Data entries
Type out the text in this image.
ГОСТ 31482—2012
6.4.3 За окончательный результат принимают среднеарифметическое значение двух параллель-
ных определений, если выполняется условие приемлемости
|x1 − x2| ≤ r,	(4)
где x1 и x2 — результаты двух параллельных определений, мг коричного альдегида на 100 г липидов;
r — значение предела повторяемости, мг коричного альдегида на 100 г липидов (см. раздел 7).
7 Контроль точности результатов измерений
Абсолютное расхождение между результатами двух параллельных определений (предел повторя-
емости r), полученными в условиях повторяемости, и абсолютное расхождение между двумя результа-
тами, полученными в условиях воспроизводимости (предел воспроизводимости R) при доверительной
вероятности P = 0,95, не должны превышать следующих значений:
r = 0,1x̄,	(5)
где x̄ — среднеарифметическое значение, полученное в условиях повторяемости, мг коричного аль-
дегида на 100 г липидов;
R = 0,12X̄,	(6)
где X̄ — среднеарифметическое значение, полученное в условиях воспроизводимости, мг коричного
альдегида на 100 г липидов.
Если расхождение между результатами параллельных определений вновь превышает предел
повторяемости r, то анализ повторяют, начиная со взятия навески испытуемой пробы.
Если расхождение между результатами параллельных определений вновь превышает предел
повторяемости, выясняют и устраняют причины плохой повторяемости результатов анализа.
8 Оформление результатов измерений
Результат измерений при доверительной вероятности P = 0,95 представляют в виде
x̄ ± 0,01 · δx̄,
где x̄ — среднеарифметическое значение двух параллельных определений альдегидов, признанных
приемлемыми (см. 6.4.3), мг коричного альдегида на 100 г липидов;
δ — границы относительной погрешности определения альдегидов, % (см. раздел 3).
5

● Aim of the exercise: Which lines of the material contain the string "определений"? List each of them.

● The completed task:
ных определений, если выполняется условие приемлемости
где x1 и x2 — результаты двух параллельных определений, мг коричного альдегида на 100 г липидов;
Абсолютное расхождение между результатами двух параллельных определений (предел повторя-
Если расхождение между результатами параллельных определений вновь превышает предел
Если расхождение между результатами параллельных определений вновь превышает предел
где x̄ — среднеарифметическое значение двух параллельных определений альдегидов, признанных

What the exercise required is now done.